# WHAT YOU HAVE TO DO:
From the entries below, say how many lines carry the word "stood", and give nothing but the number.

[DATA EXTRACT start]

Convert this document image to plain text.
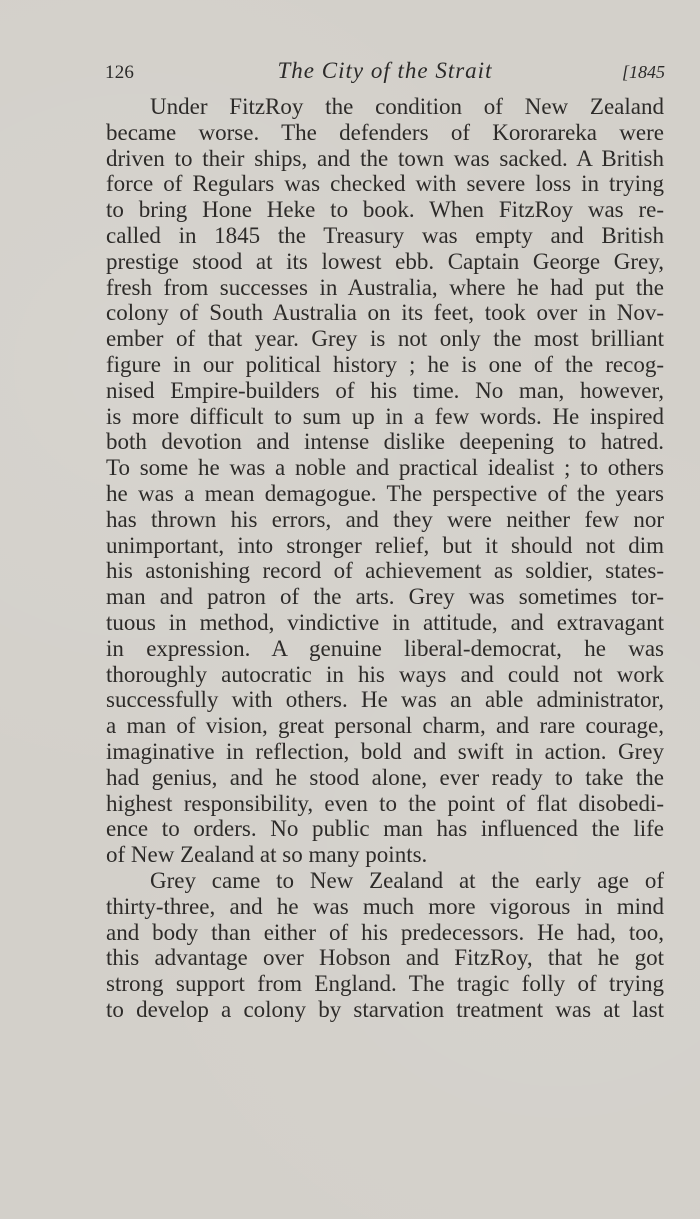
126	The City of the Strait	[1845
Under FitzRoy the condition of New Zealand
became worse. The defenders of Kororareka were
driven to their ships, and the town was sacked. A British
force of Regulars was checked with severe loss in trying
to bring Hone Heke to book. When FitzRoy was re-
called in 1845 the Treasury was empty and British
prestige stood at its lowest ebb. Captain George Grey,
fresh from successes in Australia, where he had put the
colony of South Australia on its feet, took over in Nov-
ember of that year. Grey is not only the most brilliant
figure in our political history ; he is one of the recog-
nised Empire-builders of his time. No man, however,
is more difficult to sum up in a few words. He inspired
both devotion and intense dislike deepening to hatred.
To some he was a noble and practical idealist ; to others
he was a mean demagogue. The perspective of the years
has thrown his errors, and they were neither few nor
unimportant, into stronger relief, but it should not dim
his astonishing record of achievement as soldier, states-
man and patron of the arts. Grey was sometimes tor-
tuous in method, vindictive in attitude, and extravagant
in expression. A genuine liberal-democrat, he was
thoroughly autocratic in his ways and could not work
successfully with others. He was an able administrator,
a man of vision, great personal charm, and rare courage,
imaginative in reflection, bold and swift in action. Grey
had genius, and he stood alone, ever ready to take the
highest responsibility, even to the point of flat disobedi-
ence to orders. No public man has influenced the life
of New Zealand at so many points.
Grey came to New Zealand at the early age of
thirty-three, and he was much more vigorous in mind
and body than either of his predecessors. He had, too,
this advantage over Hobson and FitzRoy, that he got
strong support from England. The tragic folly of trying
to develop a colony by starvation treatment was at last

[DATA EXTRACT end]

# RESULT BELOW:
2